Exercise goal – From the listing below, extract each line containing the string "with".

Records provided –
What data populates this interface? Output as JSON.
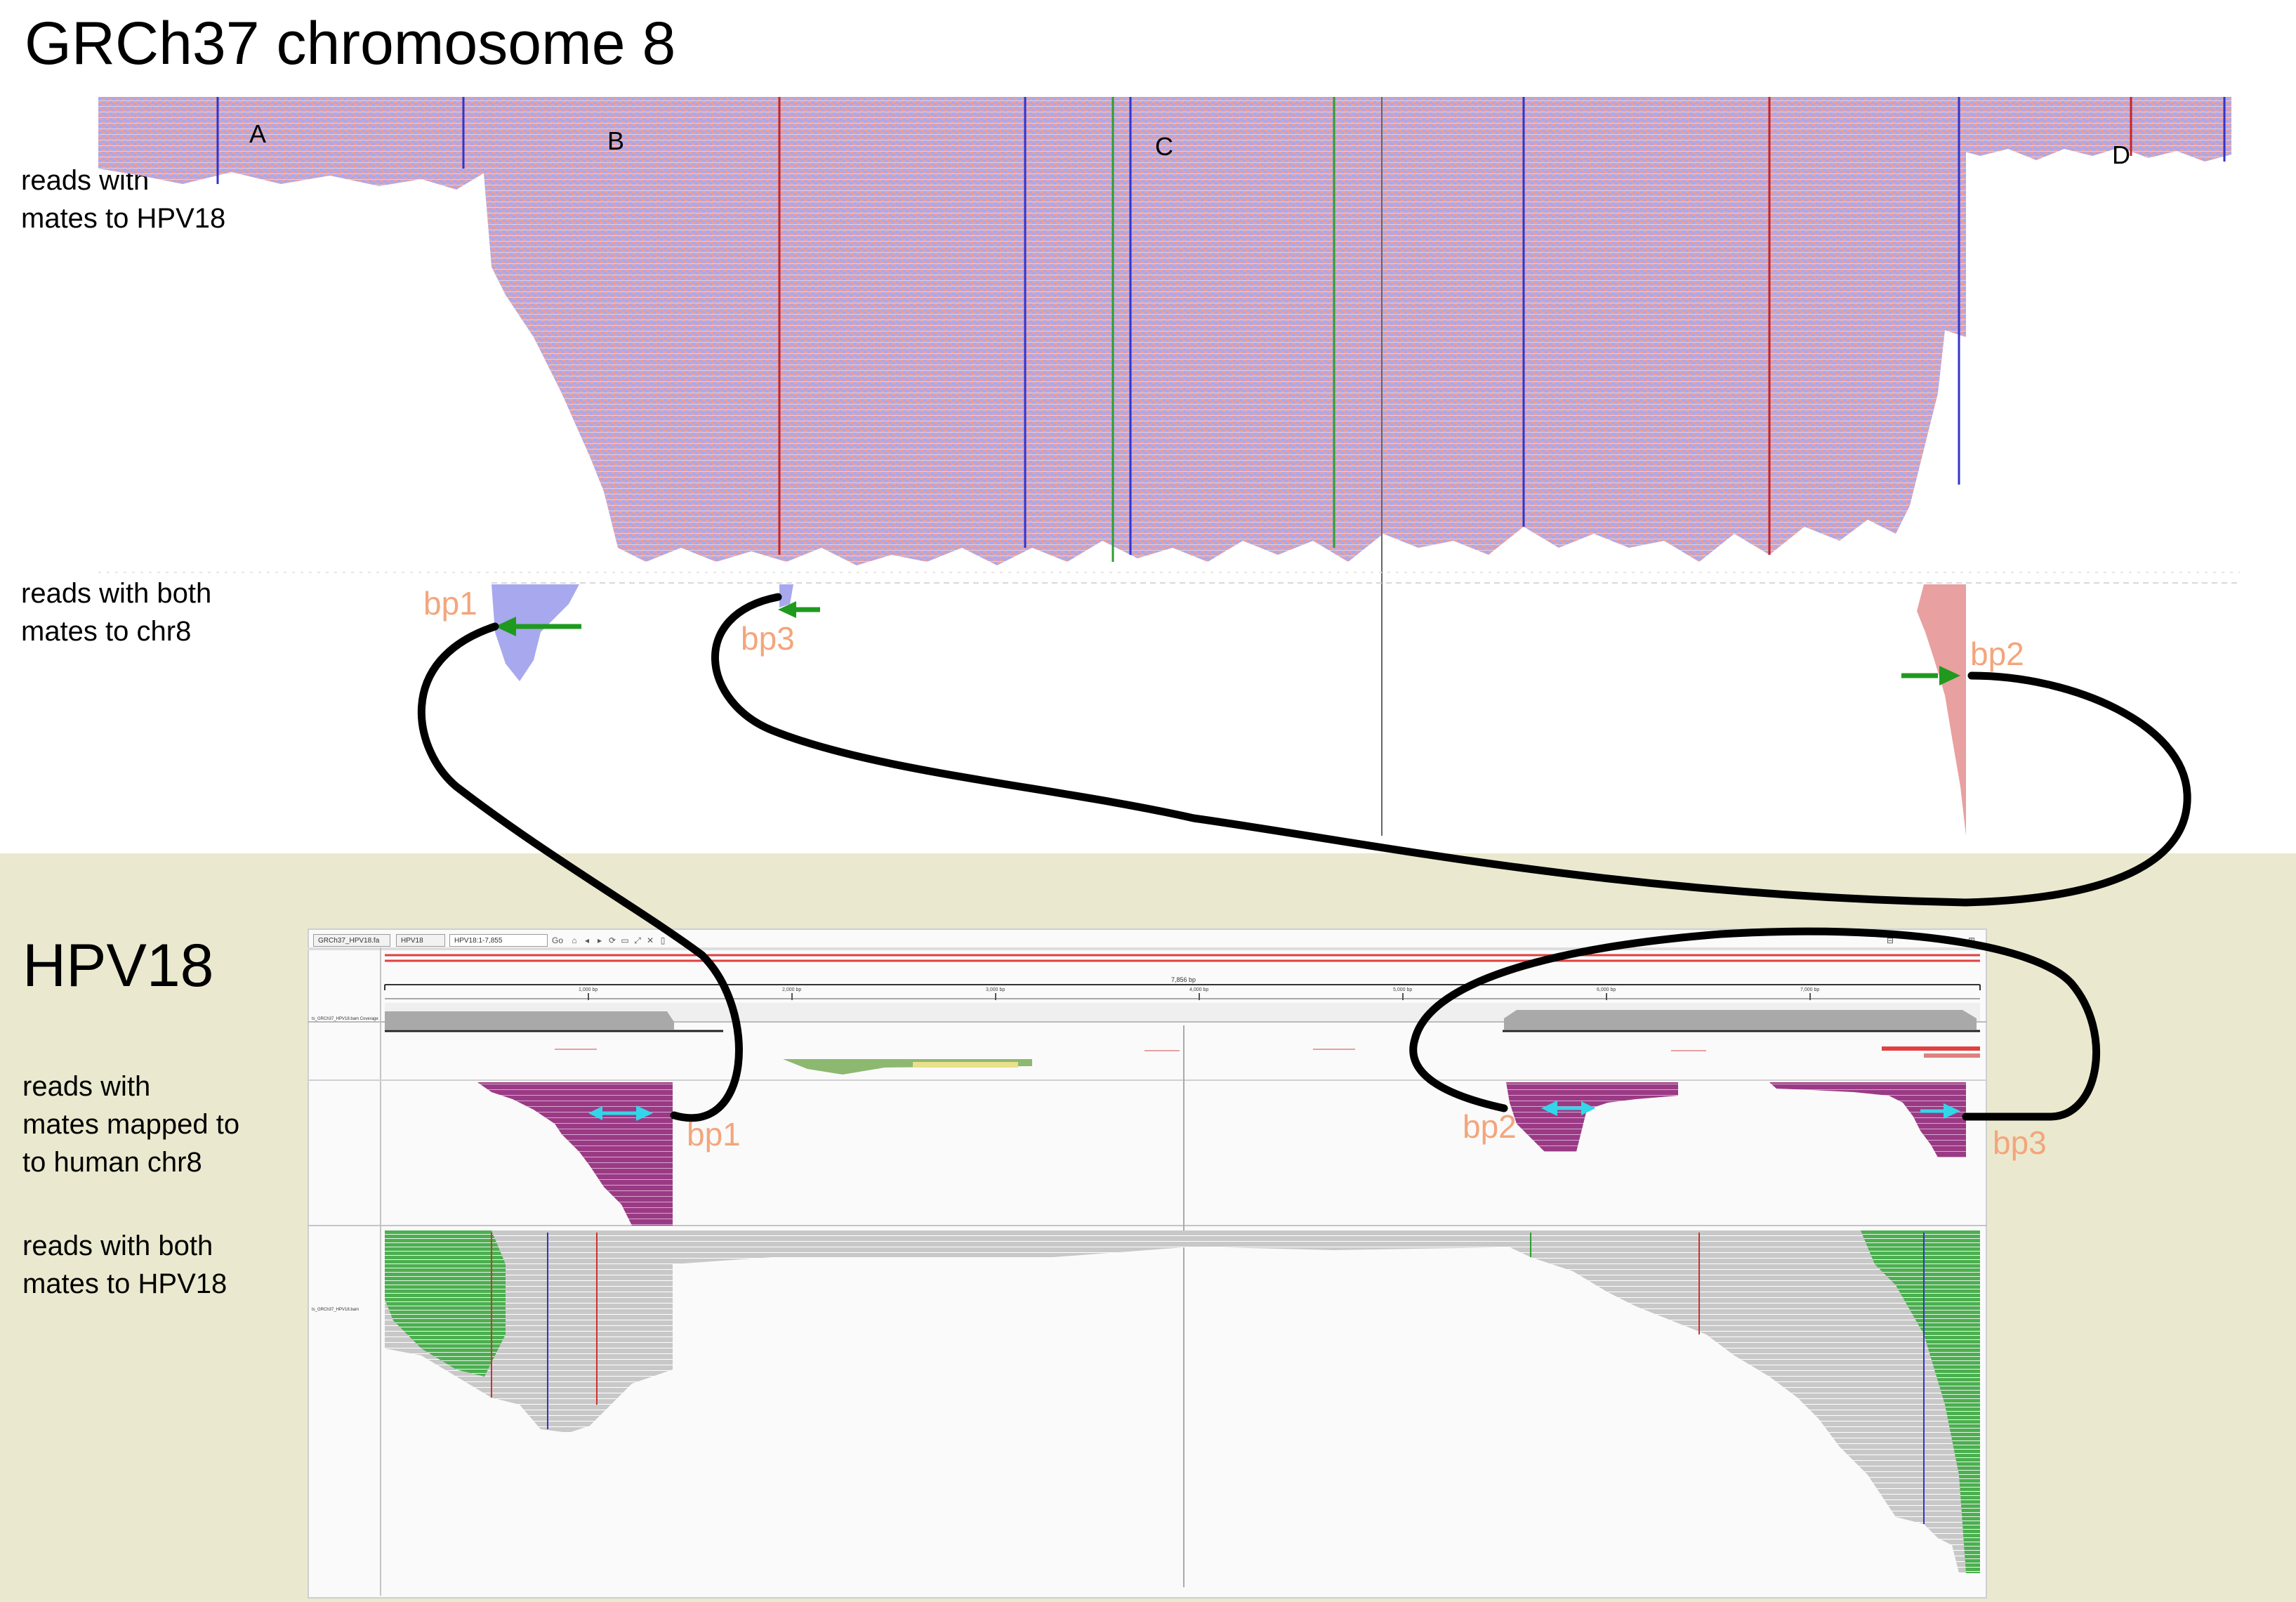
{
  "top_section": {
    "title": "GRCh37 chromosome 8",
    "track1_label": "reads with\nmates to HPV18",
    "track2_label": "reads with both\nmates to chr8",
    "region_letters": [
      "A",
      "B",
      "C",
      "D"
    ],
    "breakpoints": [
      "bp1",
      "bp3",
      "bp2"
    ]
  },
  "bottom_section": {
    "title": "HPV18",
    "track1_label": "reads with\nmates mapped to\nto human chr8",
    "track2_label": "reads with both\nmates to HPV18",
    "breakpoints": [
      "bp1",
      "bp2",
      "bp3"
    ]
  },
  "igv": {
    "genome_select": "GRCh37_HPV18.fa",
    "chrom_select": "HPV18",
    "locus": "HPV18:1-7,855",
    "go_label": "Go",
    "ruler_span": "7,856 bp",
    "ruler_ticks": [
      "1,000 bp",
      "2,000 bp",
      "3,000 bp",
      "4,000 bp",
      "5,000 bp",
      "6,000 bp",
      "7,000 bp"
    ],
    "coverage_track_name": "ts_GRCh37_HPV18.bam Coverage",
    "alignment_track_name": "ts_GRCh37_HPV18.bam"
  },
  "colors": {
    "bp_label": "#f4a57c",
    "green_arrow": "#1f9a1f",
    "cyan_arrow": "#33d6e8",
    "read_pink": "#e8a0a0",
    "read_blue": "#a8a8ee",
    "read_purple": "#9a3a85",
    "read_gray": "#c8c8c8",
    "read_green": "#4caf50",
    "bottom_bg": "#eae9cf",
    "connector": "#000000"
  }
}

Output of the task –
    "track1_label": "reads with\nmates to HPV18",
    "track2_label": "reads with both\nmates to chr8",
    "track1_label": "reads with\nmates mapped to\nto human chr8",
    "track2_label": "reads with both\nmates to HPV18",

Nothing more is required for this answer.